To do:
Extract each line containing the string "fermentum".

Record excerpts:
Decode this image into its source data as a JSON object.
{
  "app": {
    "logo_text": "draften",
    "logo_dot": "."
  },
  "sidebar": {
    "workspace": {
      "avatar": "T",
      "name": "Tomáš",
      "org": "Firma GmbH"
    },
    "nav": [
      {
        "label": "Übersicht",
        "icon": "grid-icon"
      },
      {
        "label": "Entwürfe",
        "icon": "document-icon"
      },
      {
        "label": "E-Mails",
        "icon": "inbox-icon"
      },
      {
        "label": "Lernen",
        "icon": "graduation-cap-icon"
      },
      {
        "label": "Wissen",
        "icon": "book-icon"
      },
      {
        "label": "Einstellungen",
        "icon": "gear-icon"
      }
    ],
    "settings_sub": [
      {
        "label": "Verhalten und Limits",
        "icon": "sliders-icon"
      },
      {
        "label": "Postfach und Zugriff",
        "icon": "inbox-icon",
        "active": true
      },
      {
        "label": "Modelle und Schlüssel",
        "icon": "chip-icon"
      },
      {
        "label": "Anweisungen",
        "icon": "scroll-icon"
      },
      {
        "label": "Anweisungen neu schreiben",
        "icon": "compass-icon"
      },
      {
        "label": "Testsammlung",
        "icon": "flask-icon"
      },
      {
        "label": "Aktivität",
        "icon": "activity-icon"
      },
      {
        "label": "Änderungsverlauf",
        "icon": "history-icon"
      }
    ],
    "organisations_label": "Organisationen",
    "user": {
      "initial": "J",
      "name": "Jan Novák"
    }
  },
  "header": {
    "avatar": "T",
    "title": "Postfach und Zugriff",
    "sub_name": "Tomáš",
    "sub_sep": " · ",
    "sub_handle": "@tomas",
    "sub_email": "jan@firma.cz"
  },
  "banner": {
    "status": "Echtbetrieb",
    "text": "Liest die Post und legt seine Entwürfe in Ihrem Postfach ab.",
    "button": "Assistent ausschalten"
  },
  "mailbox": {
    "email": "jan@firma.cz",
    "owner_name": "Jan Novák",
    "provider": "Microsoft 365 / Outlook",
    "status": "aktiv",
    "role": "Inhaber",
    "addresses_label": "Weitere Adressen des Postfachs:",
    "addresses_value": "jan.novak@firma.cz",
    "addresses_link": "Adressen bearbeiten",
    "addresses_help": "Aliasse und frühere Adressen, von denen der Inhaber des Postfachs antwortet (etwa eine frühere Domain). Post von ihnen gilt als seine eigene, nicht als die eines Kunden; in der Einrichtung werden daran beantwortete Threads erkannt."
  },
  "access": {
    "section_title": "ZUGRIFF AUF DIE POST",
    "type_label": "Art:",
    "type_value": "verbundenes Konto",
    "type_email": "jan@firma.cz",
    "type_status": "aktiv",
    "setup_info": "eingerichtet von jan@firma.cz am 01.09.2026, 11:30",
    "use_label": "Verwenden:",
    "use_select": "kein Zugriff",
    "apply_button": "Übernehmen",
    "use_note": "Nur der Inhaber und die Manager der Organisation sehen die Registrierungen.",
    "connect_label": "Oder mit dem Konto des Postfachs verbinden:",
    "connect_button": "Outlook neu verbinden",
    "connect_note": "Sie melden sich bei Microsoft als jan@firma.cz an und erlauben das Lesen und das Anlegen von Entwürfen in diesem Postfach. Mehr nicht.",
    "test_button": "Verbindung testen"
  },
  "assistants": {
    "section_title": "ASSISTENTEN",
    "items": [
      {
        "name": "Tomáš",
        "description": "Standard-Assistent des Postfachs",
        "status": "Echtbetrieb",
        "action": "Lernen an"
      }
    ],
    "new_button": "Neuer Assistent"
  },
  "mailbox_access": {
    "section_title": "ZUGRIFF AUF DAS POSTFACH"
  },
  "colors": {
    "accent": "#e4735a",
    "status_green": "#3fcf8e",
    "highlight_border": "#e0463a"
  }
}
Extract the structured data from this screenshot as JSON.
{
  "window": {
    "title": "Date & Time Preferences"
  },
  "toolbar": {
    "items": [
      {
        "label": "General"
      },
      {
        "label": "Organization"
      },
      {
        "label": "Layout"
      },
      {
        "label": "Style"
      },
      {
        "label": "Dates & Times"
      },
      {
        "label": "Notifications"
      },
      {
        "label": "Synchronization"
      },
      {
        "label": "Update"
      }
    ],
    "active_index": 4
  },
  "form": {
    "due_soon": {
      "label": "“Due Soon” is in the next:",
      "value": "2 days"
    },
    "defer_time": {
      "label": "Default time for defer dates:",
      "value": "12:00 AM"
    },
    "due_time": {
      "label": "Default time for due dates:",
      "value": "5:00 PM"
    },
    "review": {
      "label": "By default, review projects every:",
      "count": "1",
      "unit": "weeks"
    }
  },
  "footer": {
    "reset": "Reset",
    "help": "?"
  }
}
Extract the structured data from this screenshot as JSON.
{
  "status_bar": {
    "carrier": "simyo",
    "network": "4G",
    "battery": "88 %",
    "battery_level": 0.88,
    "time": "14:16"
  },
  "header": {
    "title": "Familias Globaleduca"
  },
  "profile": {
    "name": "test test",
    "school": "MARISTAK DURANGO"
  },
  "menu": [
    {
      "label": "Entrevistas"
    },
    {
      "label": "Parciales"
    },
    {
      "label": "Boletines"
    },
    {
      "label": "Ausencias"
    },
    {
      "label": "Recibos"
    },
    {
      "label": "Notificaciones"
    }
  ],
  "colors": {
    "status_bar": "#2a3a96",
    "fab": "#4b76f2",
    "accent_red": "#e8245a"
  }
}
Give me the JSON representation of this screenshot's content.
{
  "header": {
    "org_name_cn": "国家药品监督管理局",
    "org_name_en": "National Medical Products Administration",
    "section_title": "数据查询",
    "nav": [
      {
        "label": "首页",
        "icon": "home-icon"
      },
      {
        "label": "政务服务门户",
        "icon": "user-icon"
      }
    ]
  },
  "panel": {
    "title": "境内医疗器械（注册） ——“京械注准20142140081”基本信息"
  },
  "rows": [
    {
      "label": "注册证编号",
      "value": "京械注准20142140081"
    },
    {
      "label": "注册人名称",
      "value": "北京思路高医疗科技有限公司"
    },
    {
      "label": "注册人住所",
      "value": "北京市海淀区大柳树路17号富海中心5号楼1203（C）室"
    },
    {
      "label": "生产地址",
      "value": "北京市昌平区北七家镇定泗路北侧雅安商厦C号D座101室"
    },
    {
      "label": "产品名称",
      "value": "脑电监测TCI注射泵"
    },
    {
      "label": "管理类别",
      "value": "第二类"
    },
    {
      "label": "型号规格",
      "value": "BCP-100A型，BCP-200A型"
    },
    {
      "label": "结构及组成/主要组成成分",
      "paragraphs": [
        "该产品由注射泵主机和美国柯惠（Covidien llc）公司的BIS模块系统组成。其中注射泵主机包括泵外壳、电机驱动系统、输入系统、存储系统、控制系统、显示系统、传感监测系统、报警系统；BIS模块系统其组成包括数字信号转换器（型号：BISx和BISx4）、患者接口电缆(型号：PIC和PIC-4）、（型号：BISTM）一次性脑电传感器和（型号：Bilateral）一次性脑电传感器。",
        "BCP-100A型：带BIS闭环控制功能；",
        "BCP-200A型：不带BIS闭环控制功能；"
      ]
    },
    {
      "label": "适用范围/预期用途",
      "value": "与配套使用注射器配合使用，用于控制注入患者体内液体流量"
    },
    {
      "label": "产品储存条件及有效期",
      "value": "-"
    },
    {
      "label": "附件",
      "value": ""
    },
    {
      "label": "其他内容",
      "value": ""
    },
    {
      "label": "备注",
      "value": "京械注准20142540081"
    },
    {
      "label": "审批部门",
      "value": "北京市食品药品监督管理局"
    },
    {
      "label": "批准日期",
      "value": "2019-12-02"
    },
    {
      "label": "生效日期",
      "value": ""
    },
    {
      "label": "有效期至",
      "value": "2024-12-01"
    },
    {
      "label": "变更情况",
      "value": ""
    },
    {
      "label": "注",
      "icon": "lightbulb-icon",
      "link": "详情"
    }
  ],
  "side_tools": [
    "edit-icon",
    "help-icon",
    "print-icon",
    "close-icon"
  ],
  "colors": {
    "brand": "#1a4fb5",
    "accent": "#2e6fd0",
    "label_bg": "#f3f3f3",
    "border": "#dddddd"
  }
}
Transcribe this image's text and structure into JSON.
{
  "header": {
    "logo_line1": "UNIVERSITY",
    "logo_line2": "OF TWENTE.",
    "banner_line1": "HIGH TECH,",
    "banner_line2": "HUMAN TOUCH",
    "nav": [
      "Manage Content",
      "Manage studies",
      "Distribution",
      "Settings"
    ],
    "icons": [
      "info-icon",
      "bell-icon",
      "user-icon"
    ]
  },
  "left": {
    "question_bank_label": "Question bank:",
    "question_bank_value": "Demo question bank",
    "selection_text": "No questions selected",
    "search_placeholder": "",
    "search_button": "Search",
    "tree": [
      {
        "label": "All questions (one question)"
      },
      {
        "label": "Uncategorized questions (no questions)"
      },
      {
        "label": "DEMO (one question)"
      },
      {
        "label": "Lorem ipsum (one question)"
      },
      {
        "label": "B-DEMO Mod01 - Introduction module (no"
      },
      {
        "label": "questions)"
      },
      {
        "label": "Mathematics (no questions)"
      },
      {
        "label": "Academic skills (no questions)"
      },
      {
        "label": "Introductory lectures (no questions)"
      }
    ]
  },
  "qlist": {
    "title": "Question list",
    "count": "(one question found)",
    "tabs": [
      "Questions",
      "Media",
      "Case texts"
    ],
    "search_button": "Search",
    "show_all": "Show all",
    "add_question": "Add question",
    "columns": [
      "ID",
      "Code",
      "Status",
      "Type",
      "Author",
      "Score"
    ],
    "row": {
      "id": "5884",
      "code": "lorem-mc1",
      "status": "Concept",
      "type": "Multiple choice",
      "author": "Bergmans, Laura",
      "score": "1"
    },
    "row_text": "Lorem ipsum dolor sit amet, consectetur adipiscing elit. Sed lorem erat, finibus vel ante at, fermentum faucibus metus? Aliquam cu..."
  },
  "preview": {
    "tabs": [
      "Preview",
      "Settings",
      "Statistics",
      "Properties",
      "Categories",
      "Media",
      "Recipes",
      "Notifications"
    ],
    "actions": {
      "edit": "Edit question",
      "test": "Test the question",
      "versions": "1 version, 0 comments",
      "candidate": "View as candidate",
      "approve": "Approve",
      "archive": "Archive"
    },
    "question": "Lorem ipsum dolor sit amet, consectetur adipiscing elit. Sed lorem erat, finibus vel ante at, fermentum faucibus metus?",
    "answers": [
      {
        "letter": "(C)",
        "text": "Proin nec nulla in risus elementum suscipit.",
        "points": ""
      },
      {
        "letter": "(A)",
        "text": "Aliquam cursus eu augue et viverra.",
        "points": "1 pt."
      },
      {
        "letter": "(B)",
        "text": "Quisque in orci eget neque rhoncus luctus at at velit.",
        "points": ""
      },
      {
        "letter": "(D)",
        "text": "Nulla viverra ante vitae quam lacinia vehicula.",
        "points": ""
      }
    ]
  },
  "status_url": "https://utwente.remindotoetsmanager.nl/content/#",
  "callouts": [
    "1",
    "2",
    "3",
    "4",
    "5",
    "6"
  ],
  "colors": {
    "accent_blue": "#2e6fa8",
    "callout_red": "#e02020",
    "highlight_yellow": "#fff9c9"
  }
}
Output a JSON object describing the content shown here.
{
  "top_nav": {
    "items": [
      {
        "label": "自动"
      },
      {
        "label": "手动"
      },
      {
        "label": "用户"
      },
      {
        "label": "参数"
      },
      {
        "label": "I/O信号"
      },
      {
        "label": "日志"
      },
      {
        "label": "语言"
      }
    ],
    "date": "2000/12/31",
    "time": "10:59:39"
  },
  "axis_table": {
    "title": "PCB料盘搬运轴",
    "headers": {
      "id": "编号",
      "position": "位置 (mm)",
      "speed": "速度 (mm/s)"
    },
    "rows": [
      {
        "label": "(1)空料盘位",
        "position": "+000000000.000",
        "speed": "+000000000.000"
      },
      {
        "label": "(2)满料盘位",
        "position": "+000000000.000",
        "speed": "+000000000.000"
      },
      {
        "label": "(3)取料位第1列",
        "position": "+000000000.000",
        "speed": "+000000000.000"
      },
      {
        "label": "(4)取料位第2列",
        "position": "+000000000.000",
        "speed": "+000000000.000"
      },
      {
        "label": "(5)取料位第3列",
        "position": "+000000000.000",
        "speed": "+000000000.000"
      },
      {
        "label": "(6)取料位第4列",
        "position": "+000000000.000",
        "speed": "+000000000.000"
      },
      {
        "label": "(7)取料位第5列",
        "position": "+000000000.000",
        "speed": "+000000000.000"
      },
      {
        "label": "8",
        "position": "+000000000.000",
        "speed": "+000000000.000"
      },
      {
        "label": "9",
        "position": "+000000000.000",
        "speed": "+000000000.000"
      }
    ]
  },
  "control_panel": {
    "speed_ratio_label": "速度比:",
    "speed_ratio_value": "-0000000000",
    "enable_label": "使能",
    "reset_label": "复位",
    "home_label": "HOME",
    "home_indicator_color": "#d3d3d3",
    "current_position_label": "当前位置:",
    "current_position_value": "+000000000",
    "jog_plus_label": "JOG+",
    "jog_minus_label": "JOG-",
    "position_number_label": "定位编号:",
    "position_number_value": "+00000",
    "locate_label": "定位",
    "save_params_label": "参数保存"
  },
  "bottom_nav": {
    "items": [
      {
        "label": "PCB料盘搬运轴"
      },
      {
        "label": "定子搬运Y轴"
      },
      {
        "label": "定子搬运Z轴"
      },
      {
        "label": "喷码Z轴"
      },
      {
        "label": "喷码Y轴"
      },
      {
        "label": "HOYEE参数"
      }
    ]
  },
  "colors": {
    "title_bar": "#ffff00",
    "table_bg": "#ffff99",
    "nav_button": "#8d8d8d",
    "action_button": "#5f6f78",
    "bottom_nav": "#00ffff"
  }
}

Task solution:
    "row_text": "Lorem ipsum dolor sit amet, consectetur adipiscing elit. Sed lorem erat, finibus vel ante at, fermentum faucibus metus? Aliquam cu..."
    "question": "Lorem ipsum dolor sit amet, consectetur adipiscing elit. Sed lorem erat, finibus vel ante at, fermentum faucibus metus?",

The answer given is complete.